SHORT PROBLEM: Output every line exactly as written. Leave out pictures.

## begin MATERIAL TO PROCESS

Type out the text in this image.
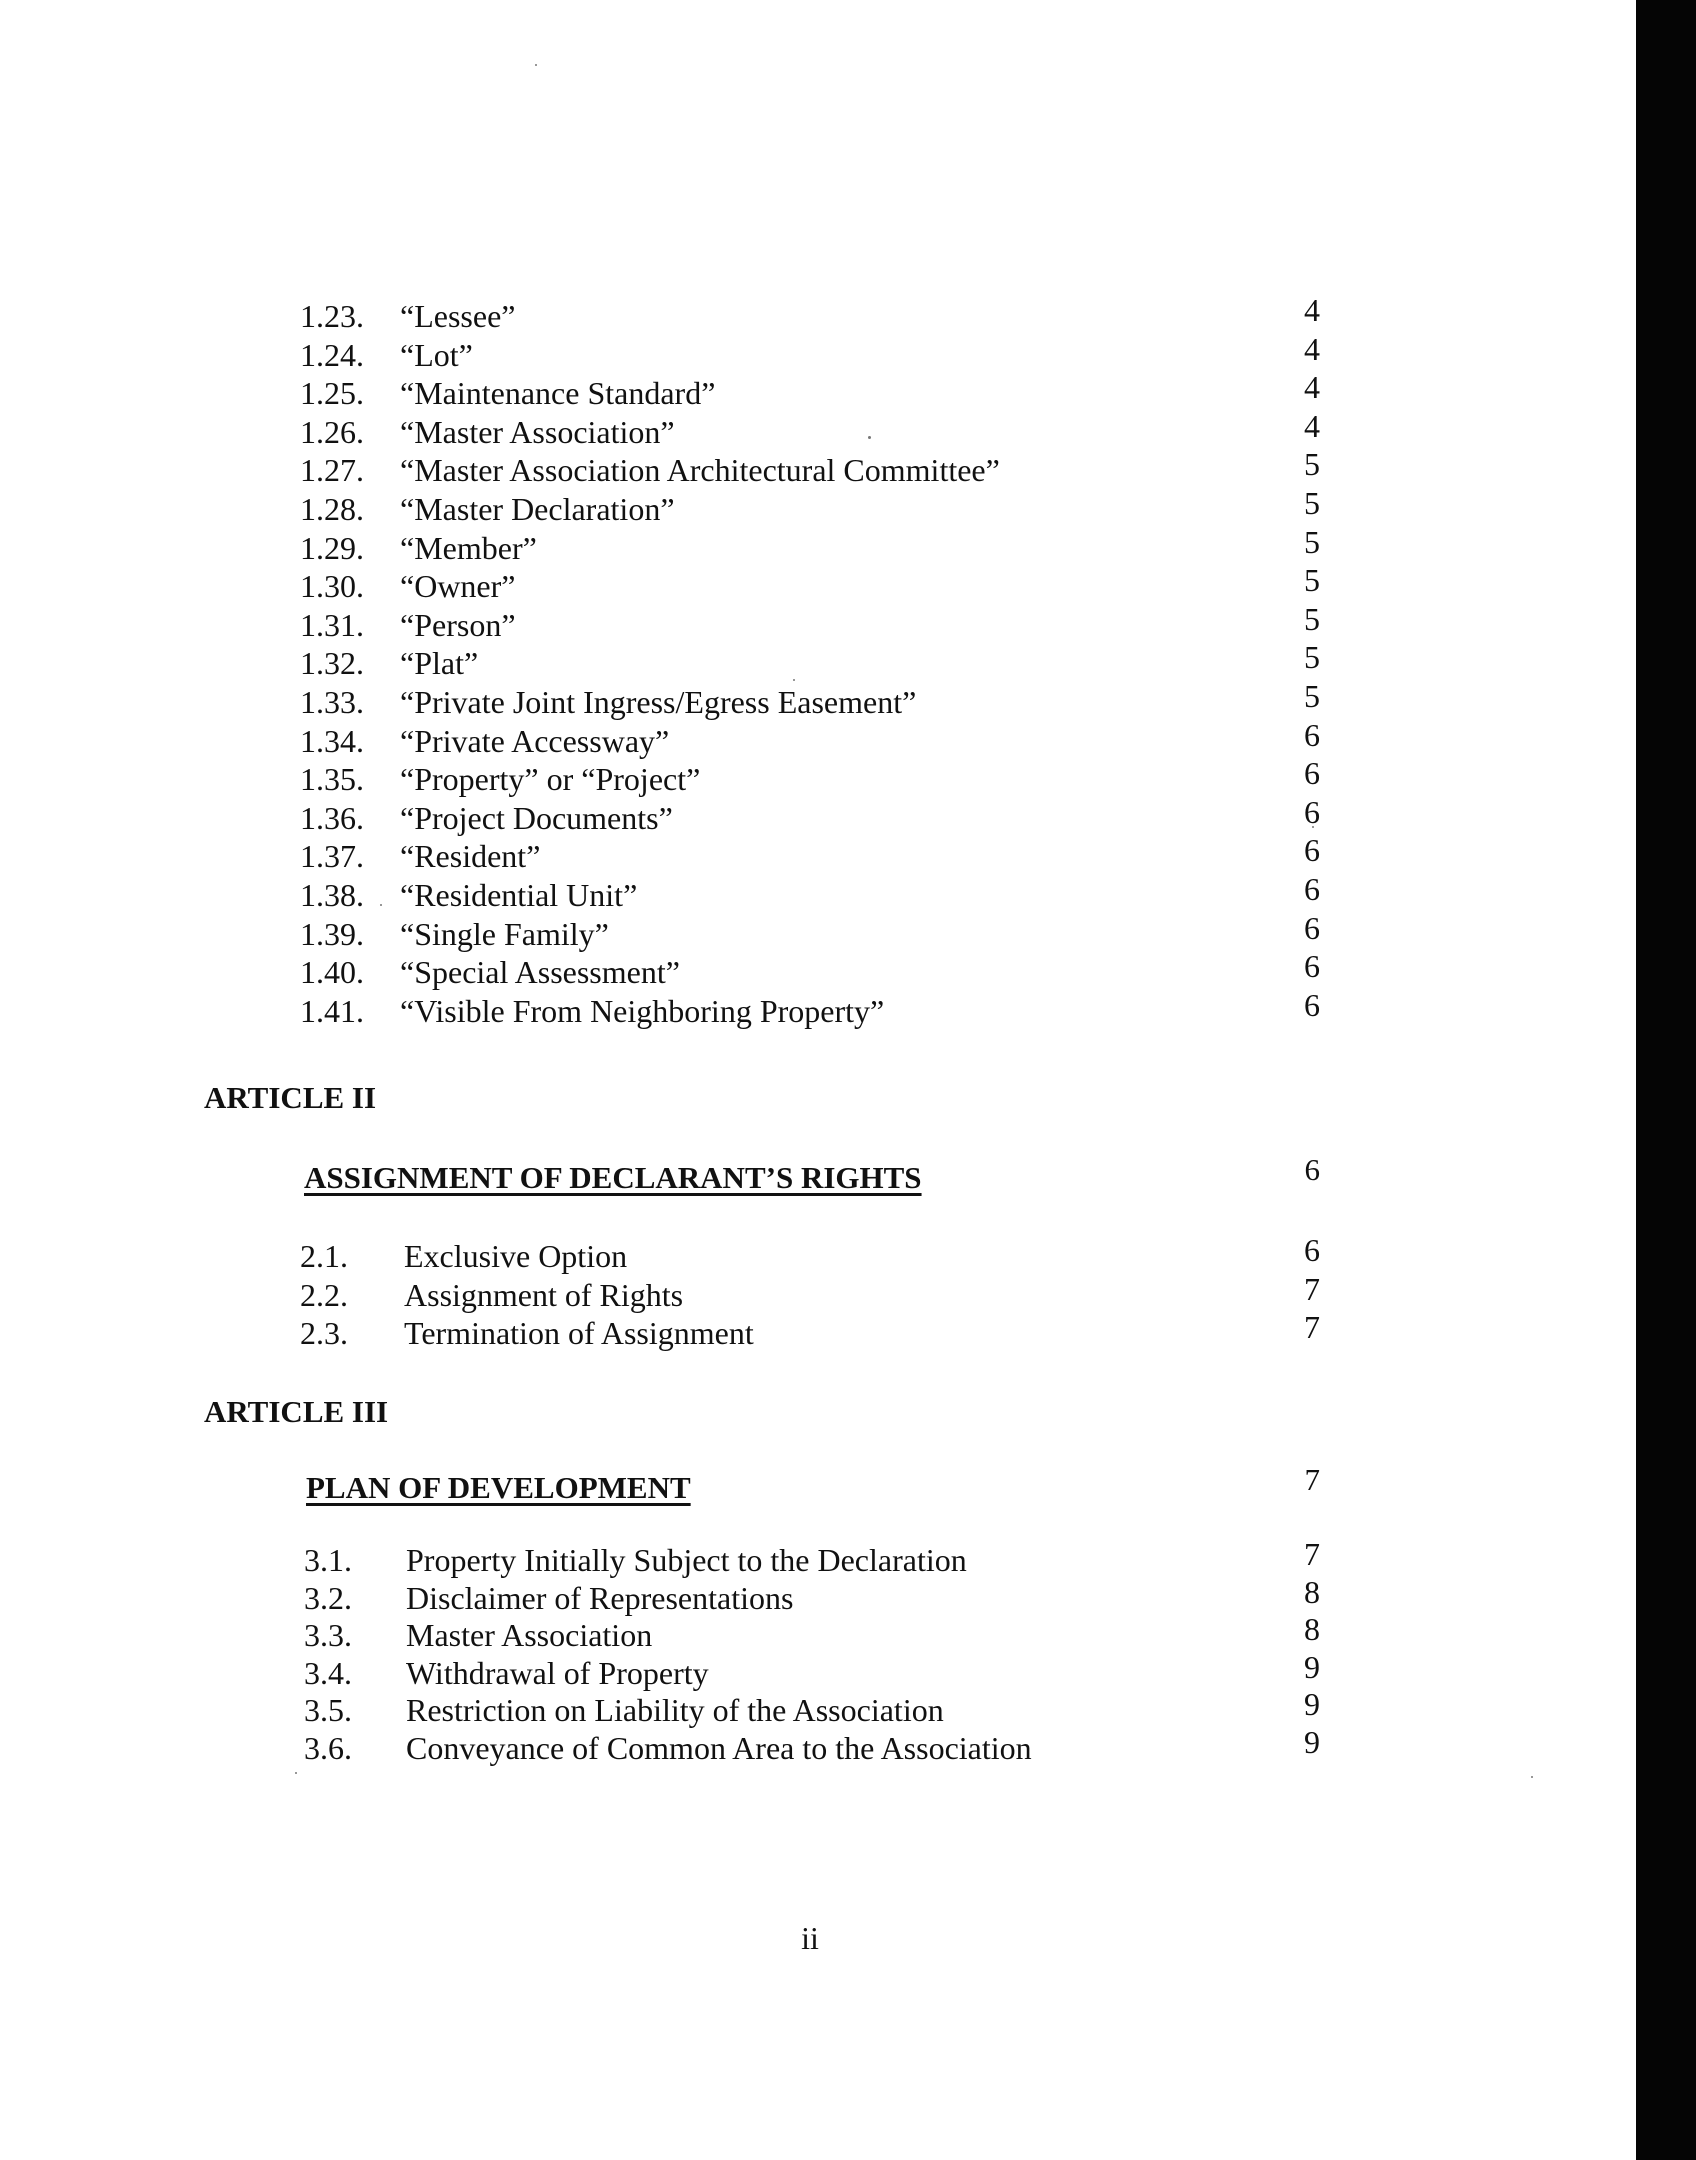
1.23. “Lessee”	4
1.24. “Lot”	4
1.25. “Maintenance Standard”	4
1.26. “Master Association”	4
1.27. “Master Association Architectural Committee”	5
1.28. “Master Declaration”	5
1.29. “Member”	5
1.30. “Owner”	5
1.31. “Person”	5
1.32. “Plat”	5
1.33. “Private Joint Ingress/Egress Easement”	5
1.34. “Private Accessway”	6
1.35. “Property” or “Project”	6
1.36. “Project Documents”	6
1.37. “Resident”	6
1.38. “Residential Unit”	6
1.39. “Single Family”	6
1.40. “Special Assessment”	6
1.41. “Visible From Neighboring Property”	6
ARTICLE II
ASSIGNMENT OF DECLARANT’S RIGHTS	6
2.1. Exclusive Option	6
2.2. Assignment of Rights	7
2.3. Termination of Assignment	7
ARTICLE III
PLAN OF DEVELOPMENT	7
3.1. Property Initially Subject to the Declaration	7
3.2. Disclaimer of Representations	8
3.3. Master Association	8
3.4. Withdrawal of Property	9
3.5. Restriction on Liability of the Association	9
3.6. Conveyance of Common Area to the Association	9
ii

## end MATERIAL TO PROCESS

EXERCISE RESPONSE:
Type out the text in this image.
1.23. “Lessee”	4
1.24. “Lot”	4
1.25. “Maintenance Standard”	4
1.26. “Master Association”	4
1.27. “Master Association Architectural Committee”	5
1.28. “Master Declaration”	5
1.29. “Member”	5
1.30. “Owner”	5
1.31. “Person”	5
1.32. “Plat”	5
1.33. “Private Joint Ingress/Egress Easement”	5
1.34. “Private Accessway”	6
1.35. “Property” or “Project”	6
1.36. “Project Documents”	6
1.37. “Resident”	6
1.38. “Residential Unit”	6
1.39. “Single Family”	6
1.40. “Special Assessment”	6
1.41. “Visible From Neighboring Property”	6
ARTICLE II
ASSIGNMENT OF DECLARANT’S RIGHTS	6
2.1. Exclusive Option	6
2.2. Assignment of Rights	7
2.3. Termination of Assignment	7
ARTICLE III
PLAN OF DEVELOPMENT	7
3.1. Property Initially Subject to the Declaration	7
3.2. Disclaimer of Representations	8
3.3. Master Association	8
3.4. Withdrawal of Property	9
3.5. Restriction on Liability of the Association	9
3.6. Conveyance of Common Area to the Association	9
ii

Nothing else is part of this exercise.